- YOUR INSTRUCTIONS: Gather the lines from the material that contain "ausschneiden".

- EXERCISE DATA:
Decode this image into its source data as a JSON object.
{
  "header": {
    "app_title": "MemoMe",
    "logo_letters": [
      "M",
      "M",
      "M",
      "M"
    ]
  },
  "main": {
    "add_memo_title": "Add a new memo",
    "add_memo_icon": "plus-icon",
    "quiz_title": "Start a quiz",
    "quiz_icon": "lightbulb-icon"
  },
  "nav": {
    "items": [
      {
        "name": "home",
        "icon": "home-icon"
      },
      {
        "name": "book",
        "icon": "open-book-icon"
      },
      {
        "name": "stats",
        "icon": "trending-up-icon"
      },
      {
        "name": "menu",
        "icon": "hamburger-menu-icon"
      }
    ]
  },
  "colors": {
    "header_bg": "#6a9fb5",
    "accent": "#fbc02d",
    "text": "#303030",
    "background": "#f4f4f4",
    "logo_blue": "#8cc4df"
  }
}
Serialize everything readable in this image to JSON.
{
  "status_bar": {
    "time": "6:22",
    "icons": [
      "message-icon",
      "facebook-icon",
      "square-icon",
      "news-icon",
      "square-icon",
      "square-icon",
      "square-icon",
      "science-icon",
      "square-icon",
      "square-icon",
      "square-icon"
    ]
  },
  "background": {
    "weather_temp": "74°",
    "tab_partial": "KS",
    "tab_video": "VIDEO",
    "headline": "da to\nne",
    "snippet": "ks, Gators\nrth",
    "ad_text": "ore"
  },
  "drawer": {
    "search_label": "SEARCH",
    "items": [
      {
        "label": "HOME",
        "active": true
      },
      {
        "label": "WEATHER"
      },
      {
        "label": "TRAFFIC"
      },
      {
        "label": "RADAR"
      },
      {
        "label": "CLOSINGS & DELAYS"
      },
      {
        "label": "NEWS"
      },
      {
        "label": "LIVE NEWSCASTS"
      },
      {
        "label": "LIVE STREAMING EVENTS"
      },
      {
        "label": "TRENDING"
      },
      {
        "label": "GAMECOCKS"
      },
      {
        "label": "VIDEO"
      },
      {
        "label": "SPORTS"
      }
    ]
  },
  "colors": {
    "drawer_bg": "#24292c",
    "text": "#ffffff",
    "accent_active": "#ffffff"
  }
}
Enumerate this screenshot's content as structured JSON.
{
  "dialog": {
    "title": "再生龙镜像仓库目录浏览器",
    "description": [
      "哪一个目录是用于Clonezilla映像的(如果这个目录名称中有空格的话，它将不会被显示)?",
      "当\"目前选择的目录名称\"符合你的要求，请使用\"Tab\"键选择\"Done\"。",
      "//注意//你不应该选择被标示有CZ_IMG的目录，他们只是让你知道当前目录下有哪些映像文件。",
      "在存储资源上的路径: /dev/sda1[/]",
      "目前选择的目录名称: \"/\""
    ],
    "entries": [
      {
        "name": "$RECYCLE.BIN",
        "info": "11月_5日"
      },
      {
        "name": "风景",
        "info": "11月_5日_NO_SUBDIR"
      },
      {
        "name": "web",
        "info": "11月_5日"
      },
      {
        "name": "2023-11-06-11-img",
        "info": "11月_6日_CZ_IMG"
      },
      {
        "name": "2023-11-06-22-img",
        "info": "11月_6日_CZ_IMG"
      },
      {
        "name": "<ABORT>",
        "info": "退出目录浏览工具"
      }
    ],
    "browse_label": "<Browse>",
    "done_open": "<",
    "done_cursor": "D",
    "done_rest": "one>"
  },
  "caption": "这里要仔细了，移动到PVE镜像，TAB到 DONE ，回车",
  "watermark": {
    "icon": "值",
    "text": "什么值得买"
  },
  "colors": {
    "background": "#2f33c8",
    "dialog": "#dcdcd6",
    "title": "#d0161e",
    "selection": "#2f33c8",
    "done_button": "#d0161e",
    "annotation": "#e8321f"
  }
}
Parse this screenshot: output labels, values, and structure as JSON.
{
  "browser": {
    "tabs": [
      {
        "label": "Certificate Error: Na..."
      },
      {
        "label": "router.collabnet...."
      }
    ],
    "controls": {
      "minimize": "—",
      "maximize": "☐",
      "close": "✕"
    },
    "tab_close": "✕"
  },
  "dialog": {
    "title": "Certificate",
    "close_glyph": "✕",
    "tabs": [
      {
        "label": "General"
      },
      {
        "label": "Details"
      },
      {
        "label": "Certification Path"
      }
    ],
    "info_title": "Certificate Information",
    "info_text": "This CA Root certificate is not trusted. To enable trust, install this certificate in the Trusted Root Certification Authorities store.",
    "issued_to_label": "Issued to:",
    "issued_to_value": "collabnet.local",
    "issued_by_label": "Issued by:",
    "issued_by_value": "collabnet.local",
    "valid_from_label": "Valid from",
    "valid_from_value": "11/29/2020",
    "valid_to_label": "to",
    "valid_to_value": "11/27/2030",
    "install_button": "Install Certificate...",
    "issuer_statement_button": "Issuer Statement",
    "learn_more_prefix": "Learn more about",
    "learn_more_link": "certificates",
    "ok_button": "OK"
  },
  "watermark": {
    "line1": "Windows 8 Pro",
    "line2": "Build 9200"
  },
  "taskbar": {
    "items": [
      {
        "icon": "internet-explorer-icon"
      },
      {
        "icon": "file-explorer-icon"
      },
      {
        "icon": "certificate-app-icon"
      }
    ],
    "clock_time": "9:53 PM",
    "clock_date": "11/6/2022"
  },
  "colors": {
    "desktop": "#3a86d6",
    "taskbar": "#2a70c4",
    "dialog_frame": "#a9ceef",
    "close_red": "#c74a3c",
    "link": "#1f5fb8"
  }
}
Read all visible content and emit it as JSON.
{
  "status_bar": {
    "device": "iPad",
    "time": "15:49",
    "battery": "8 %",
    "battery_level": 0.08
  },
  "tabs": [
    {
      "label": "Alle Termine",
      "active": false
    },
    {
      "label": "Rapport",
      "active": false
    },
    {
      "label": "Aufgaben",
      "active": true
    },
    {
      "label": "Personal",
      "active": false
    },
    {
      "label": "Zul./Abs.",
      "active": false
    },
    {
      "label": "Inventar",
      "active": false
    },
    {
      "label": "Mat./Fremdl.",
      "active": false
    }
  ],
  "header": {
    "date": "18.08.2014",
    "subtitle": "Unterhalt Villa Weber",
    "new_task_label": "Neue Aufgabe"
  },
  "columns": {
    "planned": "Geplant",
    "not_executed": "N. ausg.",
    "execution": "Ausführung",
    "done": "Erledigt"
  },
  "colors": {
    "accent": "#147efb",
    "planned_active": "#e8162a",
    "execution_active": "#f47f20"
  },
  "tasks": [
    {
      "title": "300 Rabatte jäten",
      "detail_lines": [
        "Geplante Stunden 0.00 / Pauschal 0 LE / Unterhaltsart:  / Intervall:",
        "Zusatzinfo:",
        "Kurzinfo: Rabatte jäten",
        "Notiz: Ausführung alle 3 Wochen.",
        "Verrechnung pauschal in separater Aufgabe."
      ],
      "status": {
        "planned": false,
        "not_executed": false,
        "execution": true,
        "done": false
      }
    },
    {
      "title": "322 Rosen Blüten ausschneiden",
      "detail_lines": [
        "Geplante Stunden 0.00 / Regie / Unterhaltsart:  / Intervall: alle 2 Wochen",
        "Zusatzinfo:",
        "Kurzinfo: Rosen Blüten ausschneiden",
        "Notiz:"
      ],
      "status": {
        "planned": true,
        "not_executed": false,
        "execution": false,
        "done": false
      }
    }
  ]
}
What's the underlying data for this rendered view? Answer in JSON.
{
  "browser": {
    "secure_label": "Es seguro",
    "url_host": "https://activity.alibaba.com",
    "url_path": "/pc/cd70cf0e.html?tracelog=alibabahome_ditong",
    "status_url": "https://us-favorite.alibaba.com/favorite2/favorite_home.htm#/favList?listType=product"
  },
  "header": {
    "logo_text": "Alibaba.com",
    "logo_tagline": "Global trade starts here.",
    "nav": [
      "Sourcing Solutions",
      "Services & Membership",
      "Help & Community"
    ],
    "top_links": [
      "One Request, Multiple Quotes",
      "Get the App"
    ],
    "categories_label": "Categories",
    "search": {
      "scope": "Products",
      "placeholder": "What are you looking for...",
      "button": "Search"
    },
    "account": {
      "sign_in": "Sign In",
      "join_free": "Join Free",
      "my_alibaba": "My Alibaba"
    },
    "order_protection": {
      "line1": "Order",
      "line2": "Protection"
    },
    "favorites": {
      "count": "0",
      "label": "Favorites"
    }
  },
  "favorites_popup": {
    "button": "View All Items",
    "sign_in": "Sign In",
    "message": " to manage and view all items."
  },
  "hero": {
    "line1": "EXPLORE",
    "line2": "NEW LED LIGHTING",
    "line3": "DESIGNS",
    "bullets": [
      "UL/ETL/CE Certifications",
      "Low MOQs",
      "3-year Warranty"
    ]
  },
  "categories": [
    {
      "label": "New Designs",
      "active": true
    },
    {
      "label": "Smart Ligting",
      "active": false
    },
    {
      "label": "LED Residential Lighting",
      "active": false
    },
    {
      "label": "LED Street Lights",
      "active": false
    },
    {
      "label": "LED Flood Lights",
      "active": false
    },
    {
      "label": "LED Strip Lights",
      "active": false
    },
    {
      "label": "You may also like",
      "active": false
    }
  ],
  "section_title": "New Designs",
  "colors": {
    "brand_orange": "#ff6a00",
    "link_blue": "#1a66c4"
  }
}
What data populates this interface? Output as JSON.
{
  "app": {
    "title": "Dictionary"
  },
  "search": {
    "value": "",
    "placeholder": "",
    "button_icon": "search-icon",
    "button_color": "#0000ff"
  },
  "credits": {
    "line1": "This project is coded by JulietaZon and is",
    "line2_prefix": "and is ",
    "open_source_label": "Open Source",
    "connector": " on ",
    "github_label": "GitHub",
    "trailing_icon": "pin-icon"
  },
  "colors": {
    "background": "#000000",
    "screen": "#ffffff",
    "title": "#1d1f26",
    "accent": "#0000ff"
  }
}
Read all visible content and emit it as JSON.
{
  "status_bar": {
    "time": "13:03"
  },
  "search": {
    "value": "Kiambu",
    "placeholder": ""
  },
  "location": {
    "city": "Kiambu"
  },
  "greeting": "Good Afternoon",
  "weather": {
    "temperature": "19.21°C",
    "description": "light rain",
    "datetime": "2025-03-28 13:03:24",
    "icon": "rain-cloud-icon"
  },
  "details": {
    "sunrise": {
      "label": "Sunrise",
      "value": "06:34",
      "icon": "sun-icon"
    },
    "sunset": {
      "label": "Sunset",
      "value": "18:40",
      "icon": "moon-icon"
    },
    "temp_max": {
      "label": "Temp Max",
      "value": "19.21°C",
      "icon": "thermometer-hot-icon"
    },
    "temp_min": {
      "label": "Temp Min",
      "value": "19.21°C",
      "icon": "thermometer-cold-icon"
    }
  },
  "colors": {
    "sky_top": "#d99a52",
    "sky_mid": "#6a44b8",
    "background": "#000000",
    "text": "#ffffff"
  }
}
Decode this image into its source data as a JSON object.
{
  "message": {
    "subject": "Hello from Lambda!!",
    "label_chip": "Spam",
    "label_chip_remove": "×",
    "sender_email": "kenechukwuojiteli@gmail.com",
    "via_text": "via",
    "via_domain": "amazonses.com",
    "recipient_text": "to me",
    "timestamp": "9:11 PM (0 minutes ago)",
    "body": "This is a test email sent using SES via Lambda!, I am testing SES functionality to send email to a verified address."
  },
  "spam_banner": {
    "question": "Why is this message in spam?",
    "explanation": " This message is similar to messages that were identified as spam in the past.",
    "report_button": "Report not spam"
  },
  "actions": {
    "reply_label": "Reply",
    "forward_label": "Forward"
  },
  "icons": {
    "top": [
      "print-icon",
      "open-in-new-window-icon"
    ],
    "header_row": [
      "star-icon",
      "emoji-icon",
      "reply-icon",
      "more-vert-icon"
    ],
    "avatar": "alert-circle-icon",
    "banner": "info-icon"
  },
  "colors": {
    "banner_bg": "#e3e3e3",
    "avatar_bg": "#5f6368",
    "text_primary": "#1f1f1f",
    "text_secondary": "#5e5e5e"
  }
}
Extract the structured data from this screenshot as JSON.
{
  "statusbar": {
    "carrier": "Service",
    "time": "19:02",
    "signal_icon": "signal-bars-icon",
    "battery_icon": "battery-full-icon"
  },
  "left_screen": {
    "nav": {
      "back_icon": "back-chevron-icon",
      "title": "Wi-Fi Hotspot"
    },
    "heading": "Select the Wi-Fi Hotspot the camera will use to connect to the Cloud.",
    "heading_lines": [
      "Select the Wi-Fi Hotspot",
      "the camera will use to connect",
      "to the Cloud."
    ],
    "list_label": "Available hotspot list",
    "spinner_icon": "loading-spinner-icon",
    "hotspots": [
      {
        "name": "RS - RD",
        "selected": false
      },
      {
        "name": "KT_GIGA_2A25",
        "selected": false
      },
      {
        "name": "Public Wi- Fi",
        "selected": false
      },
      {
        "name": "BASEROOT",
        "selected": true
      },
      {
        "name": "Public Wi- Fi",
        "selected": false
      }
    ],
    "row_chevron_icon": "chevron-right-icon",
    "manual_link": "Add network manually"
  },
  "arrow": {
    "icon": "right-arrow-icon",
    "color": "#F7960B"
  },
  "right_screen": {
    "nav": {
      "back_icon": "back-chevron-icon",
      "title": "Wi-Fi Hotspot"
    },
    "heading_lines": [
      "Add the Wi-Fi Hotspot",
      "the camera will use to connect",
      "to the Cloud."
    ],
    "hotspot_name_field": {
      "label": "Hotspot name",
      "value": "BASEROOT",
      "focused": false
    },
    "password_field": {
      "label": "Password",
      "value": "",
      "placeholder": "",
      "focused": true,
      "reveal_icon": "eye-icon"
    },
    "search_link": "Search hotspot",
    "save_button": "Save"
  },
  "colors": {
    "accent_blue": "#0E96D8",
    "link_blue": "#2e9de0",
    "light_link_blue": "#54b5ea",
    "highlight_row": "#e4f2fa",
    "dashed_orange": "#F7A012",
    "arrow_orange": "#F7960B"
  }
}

- EXERCISE SOLUTION:
      "title": "322 Rosen Blüten ausschneiden",
        "Kurzinfo: Rosen Blüten ausschneiden",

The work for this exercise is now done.